— Data provided —

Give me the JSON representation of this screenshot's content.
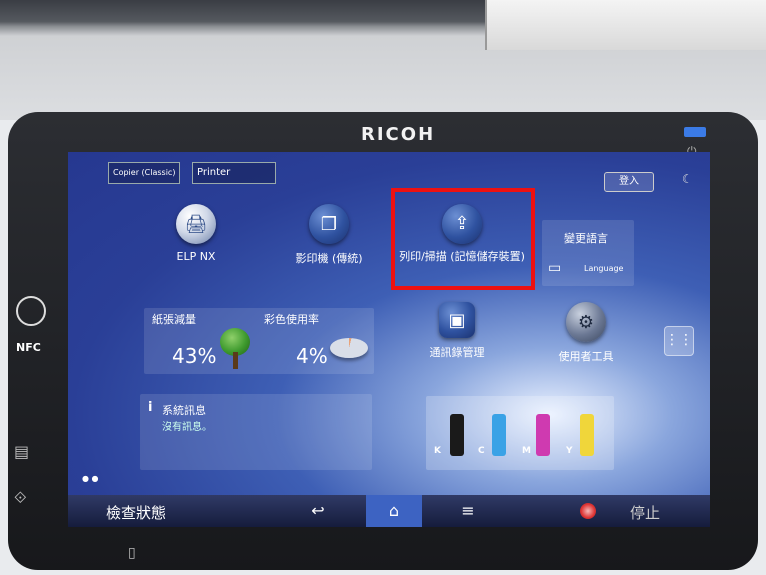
{
  "device": {
    "brand": "RICOH",
    "nfc_label": "NFC"
  },
  "tabs": [
    "Copier (Classic)",
    "Printer"
  ],
  "header": {
    "login_label": "登入"
  },
  "apps": [
    {
      "label": "ELP NX",
      "icon": "elp-nx-icon"
    },
    {
      "label": "影印機 (傳統)",
      "icon": "copier-icon"
    },
    {
      "label": "列印/掃描 (記憶儲存裝置)",
      "icon": "usb-storage-icon"
    },
    {
      "label": "通訊錄管理",
      "icon": "address-book-icon"
    },
    {
      "label": "使用者工具",
      "icon": "gear-icon"
    }
  ],
  "language": {
    "title": "變更語言",
    "label": "Language"
  },
  "eco": {
    "paper_label": "紙張減量",
    "paper_value": "43%",
    "color_label": "彩色使用率",
    "color_value": "4%"
  },
  "system": {
    "title": "系統訊息",
    "message": "沒有訊息。"
  },
  "toner": [
    {
      "letter": "K",
      "color": "#1a1a1a"
    },
    {
      "letter": "C",
      "color": "#3aa2e6"
    },
    {
      "letter": "M",
      "color": "#cf3ab0"
    },
    {
      "letter": "Y",
      "color": "#f0d63a"
    }
  ],
  "bottom": {
    "check_status": "檢查狀態",
    "stop": "停止"
  },
  "colors": {
    "highlight": "#ee1111",
    "screen": "#2a3f97",
    "home_active": "#3d63c2"
  }
}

— Aim —
Pictures in the records above are not copied; print everything else exactly.

— Task response —
Give me the JSON representation of this screenshot's content.
{
  "device": {
    "brand": "RICOH",
    "nfc_label": "NFC"
  },
  "tabs": [
    "Copier (Classic)",
    "Printer"
  ],
  "header": {
    "login_label": "登入"
  },
  "apps": [
    {
      "label": "ELP NX",
      "icon": "elp-nx-icon"
    },
    {
      "label": "影印機 (傳統)",
      "icon": "copier-icon"
    },
    {
      "label": "列印/掃描 (記憶儲存裝置)",
      "icon": "usb-storage-icon"
    },
    {
      "label": "通訊錄管理",
      "icon": "address-book-icon"
    },
    {
      "label": "使用者工具",
      "icon": "gear-icon"
    }
  ],
  "language": {
    "title": "變更語言",
    "label": "Language"
  },
  "eco": {
    "paper_label": "紙張減量",
    "paper_value": "43%",
    "color_label": "彩色使用率",
    "color_value": "4%"
  },
  "system": {
    "title": "系統訊息",
    "message": "沒有訊息。"
  },
  "toner": [
    {
      "letter": "K",
      "color": "#1a1a1a"
    },
    {
      "letter": "C",
      "color": "#3aa2e6"
    },
    {
      "letter": "M",
      "color": "#cf3ab0"
    },
    {
      "letter": "Y",
      "color": "#f0d63a"
    }
  ],
  "bottom": {
    "check_status": "檢查狀態",
    "stop": "停止"
  },
  "colors": {
    "highlight": "#ee1111",
    "screen": "#2a3f97",
    "home_active": "#3d63c2"
  }
}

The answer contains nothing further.